EXCERPTED RECORDS:
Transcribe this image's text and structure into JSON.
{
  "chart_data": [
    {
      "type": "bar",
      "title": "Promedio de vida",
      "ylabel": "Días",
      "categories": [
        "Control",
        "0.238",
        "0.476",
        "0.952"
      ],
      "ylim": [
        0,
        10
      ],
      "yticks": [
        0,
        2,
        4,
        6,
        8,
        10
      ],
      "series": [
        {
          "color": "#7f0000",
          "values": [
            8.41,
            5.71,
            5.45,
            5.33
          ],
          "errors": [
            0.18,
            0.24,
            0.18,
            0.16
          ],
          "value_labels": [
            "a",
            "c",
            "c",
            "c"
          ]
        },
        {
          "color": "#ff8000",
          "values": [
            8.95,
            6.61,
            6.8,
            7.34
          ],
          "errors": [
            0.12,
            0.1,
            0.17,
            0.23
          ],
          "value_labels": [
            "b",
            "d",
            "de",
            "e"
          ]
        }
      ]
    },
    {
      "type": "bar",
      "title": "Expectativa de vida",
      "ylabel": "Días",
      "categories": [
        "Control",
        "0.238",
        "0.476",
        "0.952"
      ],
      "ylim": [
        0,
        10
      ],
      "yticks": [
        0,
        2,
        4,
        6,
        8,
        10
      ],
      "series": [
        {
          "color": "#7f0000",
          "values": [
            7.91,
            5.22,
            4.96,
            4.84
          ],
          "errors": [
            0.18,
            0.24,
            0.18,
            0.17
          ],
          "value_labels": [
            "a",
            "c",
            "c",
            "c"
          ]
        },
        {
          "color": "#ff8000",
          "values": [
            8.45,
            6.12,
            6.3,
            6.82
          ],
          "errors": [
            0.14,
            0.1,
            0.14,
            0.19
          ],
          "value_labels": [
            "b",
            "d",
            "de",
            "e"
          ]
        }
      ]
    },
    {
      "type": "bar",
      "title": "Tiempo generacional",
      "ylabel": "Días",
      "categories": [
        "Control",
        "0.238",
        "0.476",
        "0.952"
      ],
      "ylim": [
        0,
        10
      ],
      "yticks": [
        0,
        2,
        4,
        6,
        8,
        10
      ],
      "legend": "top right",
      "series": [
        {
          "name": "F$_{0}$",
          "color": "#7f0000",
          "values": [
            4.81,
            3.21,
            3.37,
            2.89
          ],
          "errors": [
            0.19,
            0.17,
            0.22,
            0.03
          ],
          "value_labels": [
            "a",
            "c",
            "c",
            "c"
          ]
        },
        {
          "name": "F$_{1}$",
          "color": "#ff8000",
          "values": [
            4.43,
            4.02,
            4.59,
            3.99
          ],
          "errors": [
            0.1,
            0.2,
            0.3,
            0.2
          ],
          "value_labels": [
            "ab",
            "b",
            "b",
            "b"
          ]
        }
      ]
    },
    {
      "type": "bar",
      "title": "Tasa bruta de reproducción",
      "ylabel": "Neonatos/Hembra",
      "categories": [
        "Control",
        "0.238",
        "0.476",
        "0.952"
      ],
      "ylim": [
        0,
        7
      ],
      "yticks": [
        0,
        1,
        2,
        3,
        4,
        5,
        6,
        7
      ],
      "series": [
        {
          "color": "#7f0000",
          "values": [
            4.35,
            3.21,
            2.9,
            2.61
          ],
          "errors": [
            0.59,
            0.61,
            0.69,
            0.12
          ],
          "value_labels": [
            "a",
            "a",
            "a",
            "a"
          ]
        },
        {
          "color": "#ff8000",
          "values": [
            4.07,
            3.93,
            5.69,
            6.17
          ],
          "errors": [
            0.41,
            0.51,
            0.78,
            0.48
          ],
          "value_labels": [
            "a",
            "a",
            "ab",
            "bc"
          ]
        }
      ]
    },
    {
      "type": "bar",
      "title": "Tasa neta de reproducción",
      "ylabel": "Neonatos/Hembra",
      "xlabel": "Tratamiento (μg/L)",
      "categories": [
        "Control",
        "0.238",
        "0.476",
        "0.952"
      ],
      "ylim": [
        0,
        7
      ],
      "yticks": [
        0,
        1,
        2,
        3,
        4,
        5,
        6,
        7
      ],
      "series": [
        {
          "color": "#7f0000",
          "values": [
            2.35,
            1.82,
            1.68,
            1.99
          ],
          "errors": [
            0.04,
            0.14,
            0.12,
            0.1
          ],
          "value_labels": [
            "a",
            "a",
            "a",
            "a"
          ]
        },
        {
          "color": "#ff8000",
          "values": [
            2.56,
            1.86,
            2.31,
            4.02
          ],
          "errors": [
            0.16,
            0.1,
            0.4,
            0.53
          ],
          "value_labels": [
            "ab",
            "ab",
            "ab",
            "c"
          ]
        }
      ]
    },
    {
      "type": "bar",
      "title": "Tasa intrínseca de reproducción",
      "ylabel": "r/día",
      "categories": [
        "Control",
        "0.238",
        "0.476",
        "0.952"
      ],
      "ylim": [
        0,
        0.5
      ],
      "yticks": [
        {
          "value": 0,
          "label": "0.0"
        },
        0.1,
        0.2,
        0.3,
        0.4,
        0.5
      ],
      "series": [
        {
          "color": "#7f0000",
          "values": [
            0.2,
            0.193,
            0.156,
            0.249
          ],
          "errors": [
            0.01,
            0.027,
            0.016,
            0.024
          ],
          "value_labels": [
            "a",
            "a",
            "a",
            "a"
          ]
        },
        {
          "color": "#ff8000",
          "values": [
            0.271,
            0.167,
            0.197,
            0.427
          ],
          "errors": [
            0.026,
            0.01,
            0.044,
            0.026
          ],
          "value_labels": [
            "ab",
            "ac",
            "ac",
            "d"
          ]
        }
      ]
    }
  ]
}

WORK INSTRUCTIONS:
Extract the whole listing, character for character.

COMPLETED EXERCISE:
Transcribe this image's text and structure into JSON.
{
  "chart_data": [
    {
      "type": "bar",
      "title": "Promedio de vida",
      "ylabel": "Días",
      "categories": [
        "Control",
        "0.238",
        "0.476",
        "0.952"
      ],
      "ylim": [
        0,
        10
      ],
      "yticks": [
        0,
        2,
        4,
        6,
        8,
        10
      ],
      "series": [
        {
          "color": "#7f0000",
          "values": [
            8.41,
            5.71,
            5.45,
            5.33
          ],
          "errors": [
            0.18,
            0.24,
            0.18,
            0.16
          ],
          "value_labels": [
            "a",
            "c",
            "c",
            "c"
          ]
        },
        {
          "color": "#ff8000",
          "values": [
            8.95,
            6.61,
            6.8,
            7.34
          ],
          "errors": [
            0.12,
            0.1,
            0.17,
            0.23
          ],
          "value_labels": [
            "b",
            "d",
            "de",
            "e"
          ]
        }
      ]
    },
    {
      "type": "bar",
      "title": "Expectativa de vida",
      "ylabel": "Días",
      "categories": [
        "Control",
        "0.238",
        "0.476",
        "0.952"
      ],
      "ylim": [
        0,
        10
      ],
      "yticks": [
        0,
        2,
        4,
        6,
        8,
        10
      ],
      "series": [
        {
          "color": "#7f0000",
          "values": [
            7.91,
            5.22,
            4.96,
            4.84
          ],
          "errors": [
            0.18,
            0.24,
            0.18,
            0.17
          ],
          "value_labels": [
            "a",
            "c",
            "c",
            "c"
          ]
        },
        {
          "color": "#ff8000",
          "values": [
            8.45,
            6.12,
            6.3,
            6.82
          ],
          "errors": [
            0.14,
            0.1,
            0.14,
            0.19
          ],
          "value_labels": [
            "b",
            "d",
            "de",
            "e"
          ]
        }
      ]
    },
    {
      "type": "bar",
      "title": "Tiempo generacional",
      "ylabel": "Días",
      "categories": [
        "Control",
        "0.238",
        "0.476",
        "0.952"
      ],
      "ylim": [
        0,
        10
      ],
      "yticks": [
        0,
        2,
        4,
        6,
        8,
        10
      ],
      "legend": "top right",
      "series": [
        {
          "name": "F$_{0}$",
          "color": "#7f0000",
          "values": [
            4.81,
            3.21,
            3.37,
            2.89
          ],
          "errors": [
            0.19,
            0.17,
            0.22,
            0.03
          ],
          "value_labels": [
            "a",
            "c",
            "c",
            "c"
          ]
        },
        {
          "name": "F$_{1}$",
          "color": "#ff8000",
          "values": [
            4.43,
            4.02,
            4.59,
            3.99
          ],
          "errors": [
            0.1,
            0.2,
            0.3,
            0.2
          ],
          "value_labels": [
            "ab",
            "b",
            "b",
            "b"
          ]
        }
      ]
    },
    {
      "type": "bar",
      "title": "Tasa bruta de reproducción",
      "ylabel": "Neonatos/Hembra",
      "categories": [
        "Control",
        "0.238",
        "0.476",
        "0.952"
      ],
      "ylim": [
        0,
        7
      ],
      "yticks": [
        0,
        1,
        2,
        3,
        4,
        5,
        6,
        7
      ],
      "series": [
        {
          "color": "#7f0000",
          "values": [
            4.35,
            3.21,
            2.9,
            2.61
          ],
          "errors": [
            0.59,
            0.61,
            0.69,
            0.12
          ],
          "value_labels": [
            "a",
            "a",
            "a",
            "a"
          ]
        },
        {
          "color": "#ff8000",
          "values": [
            4.07,
            3.93,
            5.69,
            6.17
          ],
          "errors": [
            0.41,
            0.51,
            0.78,
            0.48
          ],
          "value_labels": [
            "a",
            "a",
            "ab",
            "bc"
          ]
        }
      ]
    },
    {
      "type": "bar",
      "title": "Tasa neta de reproducción",
      "ylabel": "Neonatos/Hembra",
      "xlabel": "Tratamiento (μg/L)",
      "categories": [
        "Control",
        "0.238",
        "0.476",
        "0.952"
      ],
      "ylim": [
        0,
        7
      ],
      "yticks": [
        0,
        1,
        2,
        3,
        4,
        5,
        6,
        7
      ],
      "series": [
        {
          "color": "#7f0000",
          "values": [
            2.35,
            1.82,
            1.68,
            1.99
          ],
          "errors": [
            0.04,
            0.14,
            0.12,
            0.1
          ],
          "value_labels": [
            "a",
            "a",
            "a",
            "a"
          ]
        },
        {
          "color": "#ff8000",
          "values": [
            2.56,
            1.86,
            2.31,
            4.02
          ],
          "errors": [
            0.16,
            0.1,
            0.4,
            0.53
          ],
          "value_labels": [
            "ab",
            "ab",
            "ab",
            "c"
          ]
        }
      ]
    },
    {
      "type": "bar",
      "title": "Tasa intrínseca de reproducción",
      "ylabel": "r/día",
      "categories": [
        "Control",
        "0.238",
        "0.476",
        "0.952"
      ],
      "ylim": [
        0,
        0.5
      ],
      "yticks": [
        {
          "value": 0,
          "label": "0.0"
        },
        0.1,
        0.2,
        0.3,
        0.4,
        0.5
      ],
      "series": [
        {
          "color": "#7f0000",
          "values": [
            0.2,
            0.193,
            0.156,
            0.249
          ],
          "errors": [
            0.01,
            0.027,
            0.016,
            0.024
          ],
          "value_labels": [
            "a",
            "a",
            "a",
            "a"
          ]
        },
        {
          "color": "#ff8000",
          "values": [
            0.271,
            0.167,
            0.197,
            0.427
          ],
          "errors": [
            0.026,
            0.01,
            0.044,
            0.026
          ],
          "value_labels": [
            "ab",
            "ac",
            "ac",
            "d"
          ]
        }
      ]
    }
  ]
}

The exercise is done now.